Copy every record below exactly.

--- START OF Stored rows ---

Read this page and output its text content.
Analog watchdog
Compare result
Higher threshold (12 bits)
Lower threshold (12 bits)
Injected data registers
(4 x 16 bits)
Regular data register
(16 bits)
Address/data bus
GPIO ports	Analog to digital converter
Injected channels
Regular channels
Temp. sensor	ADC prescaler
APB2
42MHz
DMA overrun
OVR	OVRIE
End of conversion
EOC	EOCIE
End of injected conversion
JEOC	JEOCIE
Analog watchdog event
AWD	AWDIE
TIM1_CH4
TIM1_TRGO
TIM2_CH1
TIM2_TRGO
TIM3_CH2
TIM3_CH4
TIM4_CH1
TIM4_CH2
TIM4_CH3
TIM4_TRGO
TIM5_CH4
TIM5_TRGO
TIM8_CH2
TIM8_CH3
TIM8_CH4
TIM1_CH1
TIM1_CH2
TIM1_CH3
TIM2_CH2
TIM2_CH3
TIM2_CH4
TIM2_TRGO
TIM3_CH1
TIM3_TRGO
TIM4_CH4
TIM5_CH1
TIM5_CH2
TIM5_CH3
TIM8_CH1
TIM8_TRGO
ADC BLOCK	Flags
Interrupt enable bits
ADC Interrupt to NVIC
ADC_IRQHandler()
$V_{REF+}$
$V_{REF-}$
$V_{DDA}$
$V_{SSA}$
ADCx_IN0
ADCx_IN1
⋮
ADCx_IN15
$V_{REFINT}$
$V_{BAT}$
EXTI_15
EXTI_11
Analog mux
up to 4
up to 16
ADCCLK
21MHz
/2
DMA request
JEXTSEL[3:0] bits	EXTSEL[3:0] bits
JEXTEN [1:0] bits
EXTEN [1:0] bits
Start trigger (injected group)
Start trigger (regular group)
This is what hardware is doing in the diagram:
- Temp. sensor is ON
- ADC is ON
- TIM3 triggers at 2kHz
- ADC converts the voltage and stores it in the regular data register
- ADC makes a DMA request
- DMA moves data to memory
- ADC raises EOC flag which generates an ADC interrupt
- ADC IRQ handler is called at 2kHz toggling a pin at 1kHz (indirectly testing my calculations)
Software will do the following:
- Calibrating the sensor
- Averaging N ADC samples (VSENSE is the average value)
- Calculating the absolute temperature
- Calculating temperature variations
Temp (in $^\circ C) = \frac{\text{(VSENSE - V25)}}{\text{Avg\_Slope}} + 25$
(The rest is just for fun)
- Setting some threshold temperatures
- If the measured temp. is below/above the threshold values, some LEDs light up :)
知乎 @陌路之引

--- END OF Stored rows ---

= Solution to this problem =
Read this page and output its text content.
Analog watchdog
Compare result
Higher threshold (12 bits)
Lower threshold (12 bits)
Injected data registers
(4 x 16 bits)
Regular data register
(16 bits)
Address/data bus
GPIO ports	Analog to digital converter
Injected channels
Regular channels
Temp. sensor	ADC prescaler
APB2
42MHz
DMA overrun
OVR	OVRIE
End of conversion
EOC	EOCIE
End of injected conversion
JEOC	JEOCIE
Analog watchdog event
AWD	AWDIE
TIM1_CH4
TIM1_TRGO
TIM2_CH1
TIM2_TRGO
TIM3_CH2
TIM3_CH4
TIM4_CH1
TIM4_CH2
TIM4_CH3
TIM4_TRGO
TIM5_CH4
TIM5_TRGO
TIM8_CH2
TIM8_CH3
TIM8_CH4
TIM1_CH1
TIM1_CH2
TIM1_CH3
TIM2_CH2
TIM2_CH3
TIM2_CH4
TIM2_TRGO
TIM3_CH1
TIM3_TRGO
TIM4_CH4
TIM5_CH1
TIM5_CH2
TIM5_CH3
TIM8_CH1
TIM8_TRGO
ADC BLOCK	Flags
Interrupt enable bits
ADC Interrupt to NVIC
ADC_IRQHandler()
$V_{REF+}$
$V_{REF-}$
$V_{DDA}$
$V_{SSA}$
ADCx_IN0
ADCx_IN1
⋮
ADCx_IN15
$V_{REFINT}$
$V_{BAT}$
EXTI_15
EXTI_11
Analog mux
up to 4
up to 16
ADCCLK
21MHz
/2
DMA request
JEXTSEL[3:0] bits	EXTSEL[3:0] bits
JEXTEN [1:0] bits
EXTEN [1:0] bits
Start trigger (injected group)
Start trigger (regular group)
This is what hardware is doing in the diagram:
- Temp. sensor is ON
- ADC is ON
- TIM3 triggers at 2kHz
- ADC converts the voltage and stores it in the regular data register
- ADC makes a DMA request
- DMA moves data to memory
- ADC raises EOC flag which generates an ADC interrupt
- ADC IRQ handler is called at 2kHz toggling a pin at 1kHz (indirectly testing my calculations)
Software will do the following:
- Calibrating the sensor
- Averaging N ADC samples (VSENSE is the average value)
- Calculating the absolute temperature
- Calculating temperature variations
Temp (in $^\circ C) = \frac{\text{(VSENSE - V25)}}{\text{Avg\_Slope}} + 25$
(The rest is just for fun)
- Setting some threshold temperatures
- If the measured temp. is below/above the threshold values, some LEDs light up :)
知乎 @陌路之引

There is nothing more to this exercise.